Saved data entries
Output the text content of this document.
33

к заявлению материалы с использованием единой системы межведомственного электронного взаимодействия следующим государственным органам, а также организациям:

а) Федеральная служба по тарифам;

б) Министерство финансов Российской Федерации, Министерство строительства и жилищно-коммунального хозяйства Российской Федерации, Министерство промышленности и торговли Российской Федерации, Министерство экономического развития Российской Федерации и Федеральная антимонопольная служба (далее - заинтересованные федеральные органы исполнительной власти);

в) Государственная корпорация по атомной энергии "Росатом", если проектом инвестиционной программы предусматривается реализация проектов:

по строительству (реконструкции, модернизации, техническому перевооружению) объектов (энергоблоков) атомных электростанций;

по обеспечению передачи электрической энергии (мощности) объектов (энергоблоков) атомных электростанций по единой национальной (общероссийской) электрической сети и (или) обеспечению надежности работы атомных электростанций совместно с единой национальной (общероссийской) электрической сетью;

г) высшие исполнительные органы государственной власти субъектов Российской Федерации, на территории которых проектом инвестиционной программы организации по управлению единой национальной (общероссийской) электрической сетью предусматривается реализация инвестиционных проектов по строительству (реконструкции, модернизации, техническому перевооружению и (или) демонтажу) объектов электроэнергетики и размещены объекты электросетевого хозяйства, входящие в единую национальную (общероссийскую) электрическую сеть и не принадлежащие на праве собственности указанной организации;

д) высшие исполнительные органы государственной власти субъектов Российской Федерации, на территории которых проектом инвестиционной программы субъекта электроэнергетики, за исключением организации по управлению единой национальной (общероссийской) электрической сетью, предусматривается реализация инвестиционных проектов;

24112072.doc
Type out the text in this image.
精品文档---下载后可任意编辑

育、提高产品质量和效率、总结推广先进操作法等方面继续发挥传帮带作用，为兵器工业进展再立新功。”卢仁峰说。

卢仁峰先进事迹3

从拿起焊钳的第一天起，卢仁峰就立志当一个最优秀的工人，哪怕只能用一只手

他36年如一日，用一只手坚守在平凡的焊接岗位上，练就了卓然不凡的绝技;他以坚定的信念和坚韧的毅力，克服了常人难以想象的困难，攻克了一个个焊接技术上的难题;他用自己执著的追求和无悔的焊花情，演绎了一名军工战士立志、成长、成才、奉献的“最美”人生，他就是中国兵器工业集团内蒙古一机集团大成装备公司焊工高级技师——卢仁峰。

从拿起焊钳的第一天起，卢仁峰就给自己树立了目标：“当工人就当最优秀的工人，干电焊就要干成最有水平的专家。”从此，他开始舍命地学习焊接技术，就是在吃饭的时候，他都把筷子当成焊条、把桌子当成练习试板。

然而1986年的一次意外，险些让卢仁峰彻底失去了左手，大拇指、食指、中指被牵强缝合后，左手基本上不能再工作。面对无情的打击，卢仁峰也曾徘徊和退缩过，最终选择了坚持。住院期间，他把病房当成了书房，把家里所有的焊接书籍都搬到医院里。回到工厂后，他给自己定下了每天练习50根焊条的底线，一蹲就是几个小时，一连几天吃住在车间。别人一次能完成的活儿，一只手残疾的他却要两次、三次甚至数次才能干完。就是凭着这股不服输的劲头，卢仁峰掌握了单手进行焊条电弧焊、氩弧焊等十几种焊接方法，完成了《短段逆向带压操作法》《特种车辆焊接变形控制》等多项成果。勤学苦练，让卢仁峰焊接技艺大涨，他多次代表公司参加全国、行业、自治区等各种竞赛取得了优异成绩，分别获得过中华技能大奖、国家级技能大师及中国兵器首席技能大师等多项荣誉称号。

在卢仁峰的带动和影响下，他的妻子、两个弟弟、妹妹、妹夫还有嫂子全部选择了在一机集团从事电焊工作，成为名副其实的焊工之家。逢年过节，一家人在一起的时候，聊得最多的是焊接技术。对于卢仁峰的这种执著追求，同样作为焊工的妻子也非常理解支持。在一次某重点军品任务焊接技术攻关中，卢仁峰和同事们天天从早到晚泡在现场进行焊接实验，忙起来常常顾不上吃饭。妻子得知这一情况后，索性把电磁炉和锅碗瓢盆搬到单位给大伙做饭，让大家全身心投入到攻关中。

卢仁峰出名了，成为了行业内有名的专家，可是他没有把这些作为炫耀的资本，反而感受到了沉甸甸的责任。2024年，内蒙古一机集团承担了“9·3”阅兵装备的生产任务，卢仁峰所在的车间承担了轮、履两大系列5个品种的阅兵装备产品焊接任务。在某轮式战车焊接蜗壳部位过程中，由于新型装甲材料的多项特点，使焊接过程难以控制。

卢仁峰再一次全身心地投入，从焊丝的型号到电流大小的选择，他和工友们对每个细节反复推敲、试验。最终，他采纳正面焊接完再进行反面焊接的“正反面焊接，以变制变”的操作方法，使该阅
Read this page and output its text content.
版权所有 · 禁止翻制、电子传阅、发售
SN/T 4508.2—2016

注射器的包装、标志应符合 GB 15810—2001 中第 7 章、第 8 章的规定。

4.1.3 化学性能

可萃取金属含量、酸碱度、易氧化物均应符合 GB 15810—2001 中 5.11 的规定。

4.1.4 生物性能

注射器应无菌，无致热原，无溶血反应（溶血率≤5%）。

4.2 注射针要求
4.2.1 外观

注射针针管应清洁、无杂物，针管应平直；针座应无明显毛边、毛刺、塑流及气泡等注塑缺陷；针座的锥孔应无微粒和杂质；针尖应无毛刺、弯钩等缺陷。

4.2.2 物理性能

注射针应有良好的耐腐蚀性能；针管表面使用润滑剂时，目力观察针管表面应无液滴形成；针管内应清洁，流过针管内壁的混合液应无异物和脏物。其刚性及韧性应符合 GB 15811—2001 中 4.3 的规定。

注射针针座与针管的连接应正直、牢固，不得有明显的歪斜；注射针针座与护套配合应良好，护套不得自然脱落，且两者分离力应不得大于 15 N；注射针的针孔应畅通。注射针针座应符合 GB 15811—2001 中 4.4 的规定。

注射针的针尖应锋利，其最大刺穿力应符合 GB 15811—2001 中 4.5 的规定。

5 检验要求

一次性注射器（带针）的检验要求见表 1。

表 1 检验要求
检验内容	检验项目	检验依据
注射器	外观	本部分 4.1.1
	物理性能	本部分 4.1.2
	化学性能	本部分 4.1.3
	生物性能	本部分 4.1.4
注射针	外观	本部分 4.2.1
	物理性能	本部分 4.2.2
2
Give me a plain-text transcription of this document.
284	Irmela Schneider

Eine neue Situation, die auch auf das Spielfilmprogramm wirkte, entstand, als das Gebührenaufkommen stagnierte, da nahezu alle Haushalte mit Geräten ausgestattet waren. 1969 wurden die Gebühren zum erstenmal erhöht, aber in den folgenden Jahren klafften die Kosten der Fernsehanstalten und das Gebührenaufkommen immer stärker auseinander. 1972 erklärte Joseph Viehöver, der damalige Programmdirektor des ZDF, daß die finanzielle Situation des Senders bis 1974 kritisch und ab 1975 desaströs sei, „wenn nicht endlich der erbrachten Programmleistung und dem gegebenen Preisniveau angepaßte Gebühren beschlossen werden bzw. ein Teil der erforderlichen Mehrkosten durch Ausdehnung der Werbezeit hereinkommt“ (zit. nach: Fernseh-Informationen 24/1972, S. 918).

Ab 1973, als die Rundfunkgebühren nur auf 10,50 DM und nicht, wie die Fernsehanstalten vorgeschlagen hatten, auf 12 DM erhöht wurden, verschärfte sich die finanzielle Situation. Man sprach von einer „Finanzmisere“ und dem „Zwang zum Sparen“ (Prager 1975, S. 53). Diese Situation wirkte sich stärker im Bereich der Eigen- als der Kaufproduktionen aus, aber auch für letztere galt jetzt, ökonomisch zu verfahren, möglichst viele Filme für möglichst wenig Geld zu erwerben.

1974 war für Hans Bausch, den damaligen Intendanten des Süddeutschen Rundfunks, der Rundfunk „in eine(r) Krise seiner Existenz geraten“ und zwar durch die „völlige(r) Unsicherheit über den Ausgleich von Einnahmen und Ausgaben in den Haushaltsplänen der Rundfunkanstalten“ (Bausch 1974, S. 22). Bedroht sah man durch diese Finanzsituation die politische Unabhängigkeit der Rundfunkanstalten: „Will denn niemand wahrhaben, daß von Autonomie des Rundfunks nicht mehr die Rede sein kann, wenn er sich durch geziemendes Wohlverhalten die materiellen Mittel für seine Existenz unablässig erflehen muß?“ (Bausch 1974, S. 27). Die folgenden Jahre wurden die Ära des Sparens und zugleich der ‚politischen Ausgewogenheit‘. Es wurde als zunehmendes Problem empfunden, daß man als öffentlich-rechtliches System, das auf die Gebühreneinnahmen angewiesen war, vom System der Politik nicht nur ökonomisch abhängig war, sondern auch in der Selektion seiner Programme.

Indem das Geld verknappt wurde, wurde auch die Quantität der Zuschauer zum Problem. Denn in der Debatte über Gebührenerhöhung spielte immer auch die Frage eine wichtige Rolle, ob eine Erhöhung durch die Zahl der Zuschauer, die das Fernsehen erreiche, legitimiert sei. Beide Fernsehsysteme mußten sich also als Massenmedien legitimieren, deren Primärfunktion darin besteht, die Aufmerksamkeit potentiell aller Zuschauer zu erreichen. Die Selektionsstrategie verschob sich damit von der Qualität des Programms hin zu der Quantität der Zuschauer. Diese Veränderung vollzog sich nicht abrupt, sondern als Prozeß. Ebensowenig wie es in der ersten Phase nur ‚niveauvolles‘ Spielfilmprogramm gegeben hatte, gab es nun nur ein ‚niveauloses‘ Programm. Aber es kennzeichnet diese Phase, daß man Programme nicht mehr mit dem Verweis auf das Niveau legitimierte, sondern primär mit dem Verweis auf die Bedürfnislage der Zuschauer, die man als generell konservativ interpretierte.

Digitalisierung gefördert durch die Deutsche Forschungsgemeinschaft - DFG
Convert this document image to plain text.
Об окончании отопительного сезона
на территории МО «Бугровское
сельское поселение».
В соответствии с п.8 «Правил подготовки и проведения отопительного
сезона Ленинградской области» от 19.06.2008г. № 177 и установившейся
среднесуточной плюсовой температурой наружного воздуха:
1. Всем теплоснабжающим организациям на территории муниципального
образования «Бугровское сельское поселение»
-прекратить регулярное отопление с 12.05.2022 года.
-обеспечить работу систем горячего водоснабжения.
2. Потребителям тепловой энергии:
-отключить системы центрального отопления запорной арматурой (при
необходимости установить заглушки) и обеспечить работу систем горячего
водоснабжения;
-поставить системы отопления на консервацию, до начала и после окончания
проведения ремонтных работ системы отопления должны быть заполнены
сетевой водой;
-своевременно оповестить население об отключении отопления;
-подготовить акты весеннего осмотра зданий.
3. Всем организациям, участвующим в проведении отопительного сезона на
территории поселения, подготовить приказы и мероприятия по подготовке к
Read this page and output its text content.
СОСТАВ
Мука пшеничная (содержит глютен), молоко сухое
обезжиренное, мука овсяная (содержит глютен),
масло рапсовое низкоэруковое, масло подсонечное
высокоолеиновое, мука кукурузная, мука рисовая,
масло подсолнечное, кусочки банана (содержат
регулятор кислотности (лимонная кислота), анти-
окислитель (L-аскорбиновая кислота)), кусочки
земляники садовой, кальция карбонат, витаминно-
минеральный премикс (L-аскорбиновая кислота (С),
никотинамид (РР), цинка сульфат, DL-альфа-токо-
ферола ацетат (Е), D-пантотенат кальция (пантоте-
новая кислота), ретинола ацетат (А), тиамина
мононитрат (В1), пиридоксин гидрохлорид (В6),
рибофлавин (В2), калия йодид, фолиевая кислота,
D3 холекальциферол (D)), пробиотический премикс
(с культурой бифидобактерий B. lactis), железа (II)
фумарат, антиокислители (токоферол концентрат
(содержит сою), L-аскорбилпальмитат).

DIRECTIVE: Check each line above for the word "энергии" and copy the ones that have it.

SOLUTION:
в) Государственная корпорация по атомной энергии "Росатом", если проектом инвестиционной программы предусматривается реализация проектов:
по обеспечению передачи электрической энергии (мощности) объектов (энергоблоков) атомных электростанций по единой национальной (общероссийской) электрической сети и (или) обеспечению надежности работы атомных электростанций совместно с единой национальной (общероссийской) электрической сетью;
2. Потребителям тепловой энергии:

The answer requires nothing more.